▶ _WHAT IS NEEDED_: Copy out every line of the records where the string "CFDs" occurs.

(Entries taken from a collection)
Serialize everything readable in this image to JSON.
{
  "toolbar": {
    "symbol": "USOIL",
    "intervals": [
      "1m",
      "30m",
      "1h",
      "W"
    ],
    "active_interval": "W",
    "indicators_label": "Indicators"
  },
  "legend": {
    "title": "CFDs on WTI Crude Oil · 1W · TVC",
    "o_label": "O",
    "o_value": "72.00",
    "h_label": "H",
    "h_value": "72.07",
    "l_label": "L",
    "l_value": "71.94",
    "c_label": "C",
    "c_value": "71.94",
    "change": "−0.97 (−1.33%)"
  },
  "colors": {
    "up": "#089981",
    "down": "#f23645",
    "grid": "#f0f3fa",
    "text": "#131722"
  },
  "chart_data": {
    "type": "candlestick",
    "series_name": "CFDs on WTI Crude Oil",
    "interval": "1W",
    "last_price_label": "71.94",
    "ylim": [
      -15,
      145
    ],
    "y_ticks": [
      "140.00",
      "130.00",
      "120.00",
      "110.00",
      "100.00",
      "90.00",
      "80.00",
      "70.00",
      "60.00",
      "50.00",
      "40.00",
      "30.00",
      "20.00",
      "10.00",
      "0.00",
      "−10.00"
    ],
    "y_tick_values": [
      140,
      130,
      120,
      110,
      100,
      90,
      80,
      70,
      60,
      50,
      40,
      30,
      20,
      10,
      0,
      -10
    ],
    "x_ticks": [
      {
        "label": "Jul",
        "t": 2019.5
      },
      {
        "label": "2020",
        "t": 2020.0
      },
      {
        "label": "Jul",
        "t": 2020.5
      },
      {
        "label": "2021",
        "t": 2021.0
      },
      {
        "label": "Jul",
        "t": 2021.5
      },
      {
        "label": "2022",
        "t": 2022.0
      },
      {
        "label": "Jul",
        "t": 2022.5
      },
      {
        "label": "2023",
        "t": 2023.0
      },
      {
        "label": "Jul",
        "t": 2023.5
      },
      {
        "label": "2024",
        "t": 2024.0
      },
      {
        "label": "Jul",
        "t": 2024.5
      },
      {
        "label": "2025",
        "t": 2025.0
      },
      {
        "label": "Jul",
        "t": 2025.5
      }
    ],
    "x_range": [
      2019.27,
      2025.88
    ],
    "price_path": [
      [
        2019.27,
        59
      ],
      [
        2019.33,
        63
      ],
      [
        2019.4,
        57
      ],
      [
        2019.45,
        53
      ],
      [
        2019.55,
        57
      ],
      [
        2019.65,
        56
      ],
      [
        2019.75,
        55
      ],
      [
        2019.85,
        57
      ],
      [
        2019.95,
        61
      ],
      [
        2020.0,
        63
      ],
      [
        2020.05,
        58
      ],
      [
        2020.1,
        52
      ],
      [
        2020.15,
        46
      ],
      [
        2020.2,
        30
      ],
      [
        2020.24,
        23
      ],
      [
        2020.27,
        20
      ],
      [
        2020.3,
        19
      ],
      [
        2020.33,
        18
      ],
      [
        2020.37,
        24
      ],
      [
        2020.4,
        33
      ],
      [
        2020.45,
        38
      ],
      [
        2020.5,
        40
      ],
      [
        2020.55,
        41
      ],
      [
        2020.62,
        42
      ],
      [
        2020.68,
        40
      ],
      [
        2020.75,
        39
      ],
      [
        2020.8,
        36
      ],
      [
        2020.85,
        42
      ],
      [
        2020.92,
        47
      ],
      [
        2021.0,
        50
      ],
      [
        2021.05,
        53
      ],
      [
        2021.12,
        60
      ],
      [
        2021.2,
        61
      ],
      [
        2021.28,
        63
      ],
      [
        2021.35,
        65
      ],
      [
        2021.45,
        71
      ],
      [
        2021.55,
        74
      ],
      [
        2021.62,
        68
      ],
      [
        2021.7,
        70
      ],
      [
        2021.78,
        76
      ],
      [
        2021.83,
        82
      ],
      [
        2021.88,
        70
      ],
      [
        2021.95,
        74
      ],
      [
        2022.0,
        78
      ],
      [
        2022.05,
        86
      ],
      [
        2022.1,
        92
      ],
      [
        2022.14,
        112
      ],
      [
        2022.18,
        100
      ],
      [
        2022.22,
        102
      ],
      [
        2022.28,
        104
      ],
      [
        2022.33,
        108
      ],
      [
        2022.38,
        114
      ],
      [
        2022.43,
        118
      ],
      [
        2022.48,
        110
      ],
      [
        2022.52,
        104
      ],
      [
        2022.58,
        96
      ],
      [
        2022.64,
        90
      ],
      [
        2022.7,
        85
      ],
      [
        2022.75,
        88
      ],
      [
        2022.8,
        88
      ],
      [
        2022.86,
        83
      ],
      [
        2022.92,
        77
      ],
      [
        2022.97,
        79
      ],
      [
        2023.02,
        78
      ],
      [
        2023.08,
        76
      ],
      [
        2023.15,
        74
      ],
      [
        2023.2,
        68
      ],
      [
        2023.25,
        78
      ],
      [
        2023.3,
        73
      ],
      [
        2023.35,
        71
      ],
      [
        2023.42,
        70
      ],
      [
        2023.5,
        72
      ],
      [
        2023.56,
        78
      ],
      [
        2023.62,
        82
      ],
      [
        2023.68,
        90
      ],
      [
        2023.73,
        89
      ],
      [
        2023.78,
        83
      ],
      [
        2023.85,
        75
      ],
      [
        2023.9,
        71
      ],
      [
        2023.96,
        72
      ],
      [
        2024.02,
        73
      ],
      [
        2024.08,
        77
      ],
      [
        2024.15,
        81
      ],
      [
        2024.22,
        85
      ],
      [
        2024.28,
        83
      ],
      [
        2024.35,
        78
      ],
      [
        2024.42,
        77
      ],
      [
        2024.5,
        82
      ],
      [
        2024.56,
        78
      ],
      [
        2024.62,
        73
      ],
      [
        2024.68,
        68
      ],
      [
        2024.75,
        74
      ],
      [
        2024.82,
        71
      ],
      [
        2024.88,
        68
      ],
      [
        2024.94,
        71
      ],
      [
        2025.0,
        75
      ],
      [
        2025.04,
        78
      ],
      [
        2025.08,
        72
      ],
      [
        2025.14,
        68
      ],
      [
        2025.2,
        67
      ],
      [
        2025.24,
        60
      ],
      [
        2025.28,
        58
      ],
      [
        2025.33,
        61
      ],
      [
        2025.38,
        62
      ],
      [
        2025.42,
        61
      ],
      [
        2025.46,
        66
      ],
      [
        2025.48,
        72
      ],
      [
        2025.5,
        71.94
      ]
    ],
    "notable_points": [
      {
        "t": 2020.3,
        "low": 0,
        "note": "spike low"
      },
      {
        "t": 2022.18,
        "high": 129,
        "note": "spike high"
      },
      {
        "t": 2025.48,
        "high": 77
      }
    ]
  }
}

▶ _TASK ANSWER_:
    "title": "CFDs on WTI Crude Oil · 1W · TVC",
    "series_name": "CFDs on WTI Crude Oil",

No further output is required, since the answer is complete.